Dataset rows:
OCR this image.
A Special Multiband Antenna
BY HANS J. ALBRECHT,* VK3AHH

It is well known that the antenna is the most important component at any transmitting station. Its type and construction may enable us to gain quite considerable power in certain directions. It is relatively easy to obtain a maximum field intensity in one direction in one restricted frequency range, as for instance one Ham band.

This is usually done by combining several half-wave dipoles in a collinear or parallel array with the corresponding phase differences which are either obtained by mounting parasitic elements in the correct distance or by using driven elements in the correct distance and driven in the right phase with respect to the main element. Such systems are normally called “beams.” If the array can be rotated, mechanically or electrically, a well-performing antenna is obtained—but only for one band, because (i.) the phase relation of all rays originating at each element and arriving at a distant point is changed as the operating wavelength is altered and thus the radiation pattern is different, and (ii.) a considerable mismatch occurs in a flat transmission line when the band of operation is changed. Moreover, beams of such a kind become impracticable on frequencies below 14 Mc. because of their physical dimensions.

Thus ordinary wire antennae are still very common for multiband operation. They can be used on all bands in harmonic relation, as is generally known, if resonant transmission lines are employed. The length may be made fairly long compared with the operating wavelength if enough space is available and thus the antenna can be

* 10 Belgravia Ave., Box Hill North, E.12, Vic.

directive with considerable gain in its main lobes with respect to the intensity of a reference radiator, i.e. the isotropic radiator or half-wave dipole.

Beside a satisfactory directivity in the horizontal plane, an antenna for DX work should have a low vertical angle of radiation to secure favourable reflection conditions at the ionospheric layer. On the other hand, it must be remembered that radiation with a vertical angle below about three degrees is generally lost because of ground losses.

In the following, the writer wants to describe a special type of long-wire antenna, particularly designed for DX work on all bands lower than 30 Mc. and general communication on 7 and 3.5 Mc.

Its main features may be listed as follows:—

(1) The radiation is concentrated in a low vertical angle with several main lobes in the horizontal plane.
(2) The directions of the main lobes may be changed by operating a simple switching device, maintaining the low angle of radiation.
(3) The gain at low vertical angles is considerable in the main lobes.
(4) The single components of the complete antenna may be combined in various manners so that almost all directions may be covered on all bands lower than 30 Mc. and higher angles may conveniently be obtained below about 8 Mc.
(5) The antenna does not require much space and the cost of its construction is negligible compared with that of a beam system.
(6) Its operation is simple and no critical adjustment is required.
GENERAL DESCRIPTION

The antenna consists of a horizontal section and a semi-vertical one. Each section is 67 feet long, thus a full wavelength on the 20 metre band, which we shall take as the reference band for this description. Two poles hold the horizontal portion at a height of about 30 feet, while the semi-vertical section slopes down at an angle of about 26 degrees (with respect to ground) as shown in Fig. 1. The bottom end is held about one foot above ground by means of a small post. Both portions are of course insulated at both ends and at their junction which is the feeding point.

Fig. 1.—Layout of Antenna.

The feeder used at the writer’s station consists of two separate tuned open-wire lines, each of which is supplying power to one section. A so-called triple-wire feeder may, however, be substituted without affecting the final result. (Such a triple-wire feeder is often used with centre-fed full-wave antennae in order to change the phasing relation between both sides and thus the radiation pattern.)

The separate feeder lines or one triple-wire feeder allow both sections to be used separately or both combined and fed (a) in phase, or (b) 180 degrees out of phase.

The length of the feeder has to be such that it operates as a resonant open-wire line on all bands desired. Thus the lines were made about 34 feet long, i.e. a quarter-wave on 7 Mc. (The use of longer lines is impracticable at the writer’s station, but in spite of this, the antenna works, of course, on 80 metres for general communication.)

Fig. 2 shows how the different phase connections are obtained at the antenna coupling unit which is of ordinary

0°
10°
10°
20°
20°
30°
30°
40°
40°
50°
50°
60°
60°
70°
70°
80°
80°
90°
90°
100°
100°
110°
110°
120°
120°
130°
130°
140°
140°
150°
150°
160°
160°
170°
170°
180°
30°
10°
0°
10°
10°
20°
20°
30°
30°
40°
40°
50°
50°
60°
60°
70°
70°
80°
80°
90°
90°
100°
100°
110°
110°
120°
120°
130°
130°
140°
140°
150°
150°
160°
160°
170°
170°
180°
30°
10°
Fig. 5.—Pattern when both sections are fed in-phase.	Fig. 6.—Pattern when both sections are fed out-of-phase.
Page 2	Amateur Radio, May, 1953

Prompt – Only the number is wanted: how many lines in the preceding entries hold the string "lower"?

Output – 2